-- Start AVAILABLE RECORDS --

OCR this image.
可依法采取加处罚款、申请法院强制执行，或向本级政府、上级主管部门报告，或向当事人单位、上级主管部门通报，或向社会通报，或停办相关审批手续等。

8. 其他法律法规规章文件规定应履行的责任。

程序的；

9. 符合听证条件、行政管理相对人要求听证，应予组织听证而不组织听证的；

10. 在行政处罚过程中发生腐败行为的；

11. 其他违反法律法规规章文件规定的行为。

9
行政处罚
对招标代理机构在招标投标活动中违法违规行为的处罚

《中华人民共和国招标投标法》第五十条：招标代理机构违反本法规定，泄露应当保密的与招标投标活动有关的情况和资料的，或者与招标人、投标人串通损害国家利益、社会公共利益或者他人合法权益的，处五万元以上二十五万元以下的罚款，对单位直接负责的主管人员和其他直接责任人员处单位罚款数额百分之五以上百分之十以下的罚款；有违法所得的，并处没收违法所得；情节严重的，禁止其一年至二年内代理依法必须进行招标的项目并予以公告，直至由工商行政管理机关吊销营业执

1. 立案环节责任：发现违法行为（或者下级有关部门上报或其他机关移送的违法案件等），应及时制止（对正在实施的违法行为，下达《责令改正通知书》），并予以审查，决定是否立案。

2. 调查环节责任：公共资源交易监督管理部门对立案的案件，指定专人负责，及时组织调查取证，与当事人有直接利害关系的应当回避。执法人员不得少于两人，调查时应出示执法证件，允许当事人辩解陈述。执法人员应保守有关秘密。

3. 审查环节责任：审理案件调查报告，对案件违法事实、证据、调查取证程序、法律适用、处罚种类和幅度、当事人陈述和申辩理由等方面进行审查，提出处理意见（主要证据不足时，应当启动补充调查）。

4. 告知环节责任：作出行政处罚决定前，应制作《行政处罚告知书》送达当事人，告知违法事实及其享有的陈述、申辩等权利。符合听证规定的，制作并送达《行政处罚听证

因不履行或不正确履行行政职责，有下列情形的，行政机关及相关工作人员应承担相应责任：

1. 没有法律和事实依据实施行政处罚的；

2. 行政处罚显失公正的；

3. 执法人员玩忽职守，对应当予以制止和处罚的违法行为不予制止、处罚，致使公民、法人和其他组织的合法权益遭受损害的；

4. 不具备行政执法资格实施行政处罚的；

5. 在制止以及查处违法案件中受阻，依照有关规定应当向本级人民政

-- End AVAILABLE RECORDS --

__WHAT THE TASK ASKS__:
Print out the whole listing exactly as it appears.

__ANSWER TO THE PROBLEM__:
OCR this image.
可依法采取加处罚款、申请法院强制执行，或向本级政府、上级主管部门报告，或向当事人单位、上级主管部门通报，或向社会通报，或停办相关审批手续等。

8. 其他法律法规规章文件规定应履行的责任。

程序的；

9. 符合听证条件、行政管理相对人要求听证，应予组织听证而不组织听证的；

10. 在行政处罚过程中发生腐败行为的；

11. 其他违反法律法规规章文件规定的行为。

9
行政处罚
对招标代理机构在招标投标活动中违法违规行为的处罚

《中华人民共和国招标投标法》第五十条：招标代理机构违反本法规定，泄露应当保密的与招标投标活动有关的情况和资料的，或者与招标人、投标人串通损害国家利益、社会公共利益或者他人合法权益的，处五万元以上二十五万元以下的罚款，对单位直接负责的主管人员和其他直接责任人员处单位罚款数额百分之五以上百分之十以下的罚款；有违法所得的，并处没收违法所得；情节严重的，禁止其一年至二年内代理依法必须进行招标的项目并予以公告，直至由工商行政管理机关吊销营业执

1. 立案环节责任：发现违法行为（或者下级有关部门上报或其他机关移送的违法案件等），应及时制止（对正在实施的违法行为，下达《责令改正通知书》），并予以审查，决定是否立案。

2. 调查环节责任：公共资源交易监督管理部门对立案的案件，指定专人负责，及时组织调查取证，与当事人有直接利害关系的应当回避。执法人员不得少于两人，调查时应出示执法证件，允许当事人辩解陈述。执法人员应保守有关秘密。

3. 审查环节责任：审理案件调查报告，对案件违法事实、证据、调查取证程序、法律适用、处罚种类和幅度、当事人陈述和申辩理由等方面进行审查，提出处理意见（主要证据不足时，应当启动补充调查）。

4. 告知环节责任：作出行政处罚决定前，应制作《行政处罚告知书》送达当事人，告知违法事实及其享有的陈述、申辩等权利。符合听证规定的，制作并送达《行政处罚听证

因不履行或不正确履行行政职责，有下列情形的，行政机关及相关工作人员应承担相应责任：

1. 没有法律和事实依据实施行政处罚的；

2. 行政处罚显失公正的；

3. 执法人员玩忽职守，对应当予以制止和处罚的违法行为不予制止、处罚，致使公民、法人和其他组织的合法权益遭受损害的；

4. 不具备行政执法资格实施行政处罚的；

5. 在制止以及查处违法案件中受阻，依照有关规定应当向本级人民政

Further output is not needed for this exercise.